* BEGIN Source data *

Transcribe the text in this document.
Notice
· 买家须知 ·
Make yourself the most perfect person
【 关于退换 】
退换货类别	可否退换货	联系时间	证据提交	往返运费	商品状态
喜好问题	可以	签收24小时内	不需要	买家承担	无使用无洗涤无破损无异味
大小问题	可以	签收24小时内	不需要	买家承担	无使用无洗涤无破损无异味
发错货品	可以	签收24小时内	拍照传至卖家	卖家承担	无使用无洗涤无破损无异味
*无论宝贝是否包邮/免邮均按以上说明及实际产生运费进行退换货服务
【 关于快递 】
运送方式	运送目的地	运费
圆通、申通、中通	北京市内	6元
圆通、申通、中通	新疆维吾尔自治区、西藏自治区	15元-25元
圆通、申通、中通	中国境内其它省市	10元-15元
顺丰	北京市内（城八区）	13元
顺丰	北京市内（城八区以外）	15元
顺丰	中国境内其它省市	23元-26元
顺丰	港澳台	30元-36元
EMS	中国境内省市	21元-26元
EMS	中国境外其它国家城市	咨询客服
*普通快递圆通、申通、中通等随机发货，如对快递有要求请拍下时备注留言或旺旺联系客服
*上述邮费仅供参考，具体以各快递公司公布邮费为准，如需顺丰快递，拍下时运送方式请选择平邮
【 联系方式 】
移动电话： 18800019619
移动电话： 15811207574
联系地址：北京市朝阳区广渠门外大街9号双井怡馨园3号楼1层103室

* END Source data *

What you have to do = Using the records above, select and copy every line that has the word "无使用无洗涤无破损无异味".

Task result =
喜好问题	可以	签收24小时内	不需要	买家承担	无使用无洗涤无破损无异味
大小问题	可以	签收24小时内	不需要	买家承担	无使用无洗涤无破损无异味
发错货品	可以	签收24小时内	拍照传至卖家	卖家承担	无使用无洗涤无破损无异味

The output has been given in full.